═══ DATA EXCERPTS ═══

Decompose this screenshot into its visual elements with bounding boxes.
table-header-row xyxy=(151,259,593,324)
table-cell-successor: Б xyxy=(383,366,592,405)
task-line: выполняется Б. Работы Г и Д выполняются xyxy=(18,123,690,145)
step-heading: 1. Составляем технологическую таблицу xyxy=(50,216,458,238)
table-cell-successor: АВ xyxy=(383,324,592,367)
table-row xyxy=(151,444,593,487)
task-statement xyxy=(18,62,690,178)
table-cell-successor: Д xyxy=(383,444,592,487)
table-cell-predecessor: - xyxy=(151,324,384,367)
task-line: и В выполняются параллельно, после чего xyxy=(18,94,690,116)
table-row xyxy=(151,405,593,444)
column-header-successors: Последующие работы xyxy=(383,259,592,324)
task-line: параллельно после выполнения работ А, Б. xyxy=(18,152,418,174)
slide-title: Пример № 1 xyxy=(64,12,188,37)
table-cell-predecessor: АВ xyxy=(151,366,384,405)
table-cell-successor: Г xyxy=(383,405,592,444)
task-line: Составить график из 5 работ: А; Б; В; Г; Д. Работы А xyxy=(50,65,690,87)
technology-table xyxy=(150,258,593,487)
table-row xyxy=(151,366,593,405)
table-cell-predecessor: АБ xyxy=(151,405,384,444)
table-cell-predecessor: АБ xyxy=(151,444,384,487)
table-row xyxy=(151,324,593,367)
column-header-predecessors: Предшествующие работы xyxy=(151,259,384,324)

═══

_REQUIRED WORK:_ Output all of the items above again, unchanged.

_SOLUTION FOR THIS TASK:_
Decompose this screenshot into its visual elements with bounding boxes.
table-header-row xyxy=(151,259,593,324)
table-cell-successor: Б xyxy=(383,366,592,405)
task-line: выполняется Б. Работы Г и Д выполняются xyxy=(18,123,690,145)
step-heading: 1. Составляем технологическую таблицу xyxy=(50,216,458,238)
table-cell-successor: АВ xyxy=(383,324,592,367)
table-row xyxy=(151,444,593,487)
task-statement xyxy=(18,62,690,178)
table-cell-successor: Д xyxy=(383,444,592,487)
table-cell-predecessor: - xyxy=(151,324,384,367)
task-line: и В выполняются параллельно, после чего xyxy=(18,94,690,116)
table-row xyxy=(151,405,593,444)
column-header-successors: Последующие работы xyxy=(383,259,592,324)
task-line: параллельно после выполнения работ А, Б. xyxy=(18,152,418,174)
slide-title: Пример № 1 xyxy=(64,12,188,37)
table-cell-predecessor: АВ xyxy=(151,366,384,405)
table-cell-successor: Г xyxy=(383,405,592,444)
task-line: Составить график из 5 работ: А; Б; В; Г; Д. Работы А xyxy=(50,65,690,87)
technology-table xyxy=(150,258,593,487)
table-row xyxy=(151,366,593,405)
table-cell-predecessor: АБ xyxy=(151,405,384,444)
table-cell-predecessor: АБ xyxy=(151,444,384,487)
table-row xyxy=(151,324,593,367)
column-header-predecessors: Предшествующие работы xyxy=(151,259,384,324)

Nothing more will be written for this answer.